§ SUPPLIED MATERIAL
* * * *
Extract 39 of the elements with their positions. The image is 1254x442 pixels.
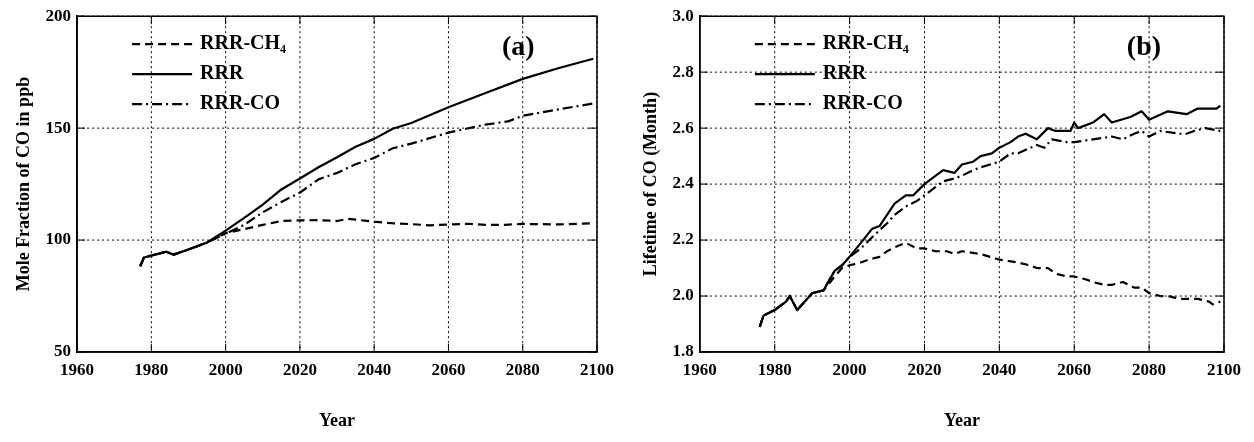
* * * *
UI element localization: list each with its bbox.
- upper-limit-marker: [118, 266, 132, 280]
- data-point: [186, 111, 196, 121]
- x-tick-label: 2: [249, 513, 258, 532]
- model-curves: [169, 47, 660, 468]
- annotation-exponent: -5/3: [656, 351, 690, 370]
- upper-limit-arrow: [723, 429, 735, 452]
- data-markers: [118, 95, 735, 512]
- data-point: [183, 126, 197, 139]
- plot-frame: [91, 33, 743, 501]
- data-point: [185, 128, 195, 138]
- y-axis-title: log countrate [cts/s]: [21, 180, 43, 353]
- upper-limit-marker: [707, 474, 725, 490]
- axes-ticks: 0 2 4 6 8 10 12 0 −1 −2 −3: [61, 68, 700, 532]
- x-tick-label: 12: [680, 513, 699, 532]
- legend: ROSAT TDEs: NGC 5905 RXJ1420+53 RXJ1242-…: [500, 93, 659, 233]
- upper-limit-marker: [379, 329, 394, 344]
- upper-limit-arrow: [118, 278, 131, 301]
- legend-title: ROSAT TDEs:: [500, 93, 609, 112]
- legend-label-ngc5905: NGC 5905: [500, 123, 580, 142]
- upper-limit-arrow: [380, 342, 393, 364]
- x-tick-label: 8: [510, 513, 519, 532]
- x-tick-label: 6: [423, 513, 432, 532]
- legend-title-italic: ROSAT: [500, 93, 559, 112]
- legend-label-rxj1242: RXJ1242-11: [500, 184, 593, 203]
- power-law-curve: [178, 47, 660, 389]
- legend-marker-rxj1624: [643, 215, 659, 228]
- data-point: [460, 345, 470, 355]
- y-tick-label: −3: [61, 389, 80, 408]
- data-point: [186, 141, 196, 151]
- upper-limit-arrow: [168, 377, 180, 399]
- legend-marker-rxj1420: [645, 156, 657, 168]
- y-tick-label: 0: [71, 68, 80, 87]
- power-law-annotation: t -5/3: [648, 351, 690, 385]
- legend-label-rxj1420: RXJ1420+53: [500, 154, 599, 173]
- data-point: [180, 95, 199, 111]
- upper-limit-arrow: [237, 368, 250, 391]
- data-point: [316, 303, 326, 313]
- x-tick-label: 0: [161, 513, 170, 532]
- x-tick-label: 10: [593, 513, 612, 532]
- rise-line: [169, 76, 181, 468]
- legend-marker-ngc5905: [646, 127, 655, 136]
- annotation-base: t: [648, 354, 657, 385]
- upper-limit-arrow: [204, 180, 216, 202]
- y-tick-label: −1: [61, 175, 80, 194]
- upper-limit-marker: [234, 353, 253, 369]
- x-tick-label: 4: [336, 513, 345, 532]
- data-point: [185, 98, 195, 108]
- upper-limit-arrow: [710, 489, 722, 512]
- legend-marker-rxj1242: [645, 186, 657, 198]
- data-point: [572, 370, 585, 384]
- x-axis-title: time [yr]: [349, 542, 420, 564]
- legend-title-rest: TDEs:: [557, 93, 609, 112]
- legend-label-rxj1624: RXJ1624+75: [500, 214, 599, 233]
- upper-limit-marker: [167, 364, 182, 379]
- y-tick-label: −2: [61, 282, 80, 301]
* * * *
§ WHAT TO DO
Reproduce as a numbered list the lines of the listing between the one containing "UI element localization: list" and the one containing "- power-law-annotation: t", inclusive, omitting any blank lines.

§ RESULT OF THIS TASK
1. UI element localization: list each with its bbox.
2. - upper-limit-marker: [118, 266, 132, 280]
3. - data-point: [186, 111, 196, 121]
4. - x-tick-label: 2: [249, 513, 258, 532]
5. - model-curves: [169, 47, 660, 468]
6. - annotation-exponent: -5/3: [656, 351, 690, 370]
7. - upper-limit-arrow: [723, 429, 735, 452]
8. - data-markers: [118, 95, 735, 512]
9. - data-point: [183, 126, 197, 139]
10. - plot-frame: [91, 33, 743, 501]
11. - data-point: [185, 128, 195, 138]
12. - y-axis-title: log countrate [cts/s]: [21, 180, 43, 353]
13. - upper-limit-marker: [707, 474, 725, 490]
14. - axes-ticks: 0 2 4 6 8 10 12 0 −1 −2 −3: [61, 68, 700, 532]
15. - x-tick-label: 12: [680, 513, 699, 532]
16. - legend: ROSAT TDEs: NGC 5905 RXJ1420+53 RXJ1242-…: [500, 93, 659, 233]
17. - upper-limit-marker: [379, 329, 394, 344]
18. - upper-limit-arrow: [118, 278, 131, 301]
19. - legend-title: ROSAT TDEs:: [500, 93, 609, 112]
20. - legend-label-ngc5905: NGC 5905: [500, 123, 580, 142]
21. - upper-limit-arrow: [380, 342, 393, 364]
22. - x-tick-label: 8: [510, 513, 519, 532]
23. - x-tick-label: 6: [423, 513, 432, 532]
24. - legend-title-italic: ROSAT: [500, 93, 559, 112]
25. - legend-label-rxj1242: RXJ1242-11: [500, 184, 593, 203]
26. - power-law-curve: [178, 47, 660, 389]
27. - legend-marker-rxj1624: [643, 215, 659, 228]
28. - data-point: [460, 345, 470, 355]
29. - y-tick-label: −3: [61, 389, 80, 408]
30. - data-point: [186, 141, 196, 151]
31. - upper-limit-arrow: [168, 377, 180, 399]
32. - legend-marker-rxj1420: [645, 156, 657, 168]
33. - y-tick-label: 0: [71, 68, 80, 87]
34. - power-law-annotation: t -5/3: [648, 351, 690, 385]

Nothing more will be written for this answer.